EXERCISE ▸
Pick out all lines of the entries that include the word "made" and copy them.

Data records
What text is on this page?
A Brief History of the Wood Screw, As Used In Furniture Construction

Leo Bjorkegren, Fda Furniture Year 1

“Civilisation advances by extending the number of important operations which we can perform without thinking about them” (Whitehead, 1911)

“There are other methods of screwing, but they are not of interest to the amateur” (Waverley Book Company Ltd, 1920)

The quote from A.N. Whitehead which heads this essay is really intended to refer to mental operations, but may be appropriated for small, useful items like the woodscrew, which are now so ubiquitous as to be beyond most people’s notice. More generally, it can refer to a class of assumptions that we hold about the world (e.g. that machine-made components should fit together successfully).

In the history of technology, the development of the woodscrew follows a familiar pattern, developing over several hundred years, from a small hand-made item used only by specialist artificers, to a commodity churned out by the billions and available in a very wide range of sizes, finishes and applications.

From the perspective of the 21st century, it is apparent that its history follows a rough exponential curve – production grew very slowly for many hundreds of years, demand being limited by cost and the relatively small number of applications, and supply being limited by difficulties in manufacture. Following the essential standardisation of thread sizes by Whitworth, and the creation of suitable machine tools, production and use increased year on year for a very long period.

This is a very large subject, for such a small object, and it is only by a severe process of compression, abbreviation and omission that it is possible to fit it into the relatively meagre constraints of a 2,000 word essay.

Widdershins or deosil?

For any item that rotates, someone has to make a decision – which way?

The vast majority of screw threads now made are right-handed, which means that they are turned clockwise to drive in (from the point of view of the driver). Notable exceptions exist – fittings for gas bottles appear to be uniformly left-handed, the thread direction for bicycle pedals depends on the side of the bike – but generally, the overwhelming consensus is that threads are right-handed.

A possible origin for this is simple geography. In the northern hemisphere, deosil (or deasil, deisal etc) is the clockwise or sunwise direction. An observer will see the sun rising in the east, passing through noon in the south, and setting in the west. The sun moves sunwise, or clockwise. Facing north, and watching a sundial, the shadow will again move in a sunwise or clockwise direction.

SOLUTION ▸
The quote from A.N. Whitehead which heads this essay is really intended to refer to mental operations, but may be appropriated for small, useful items like the woodscrew, which are now so ubiquitous as to be beyond most people’s notice. More generally, it can refer to a class of assumptions that we hold about the world (e.g. that machine-made components should fit together successfully).
In the history of technology, the development of the woodscrew follows a familiar pattern, developing over several hundred years, from a small hand-made item used only by specialist artificers, to a commodity churned out by the billions and available in a very wide range of sizes, finishes and applications.
The vast majority of screw threads now made are right-handed, which means that they are turned clockwise to drive in (from the point of view of the driver). Notable exceptions exist – fittings for gas bottles appear to be uniformly left-handed, the thread direction for bicycle pedals depends on the side of the bike – but generally, the overwhelming consensus is that threads are right-handed.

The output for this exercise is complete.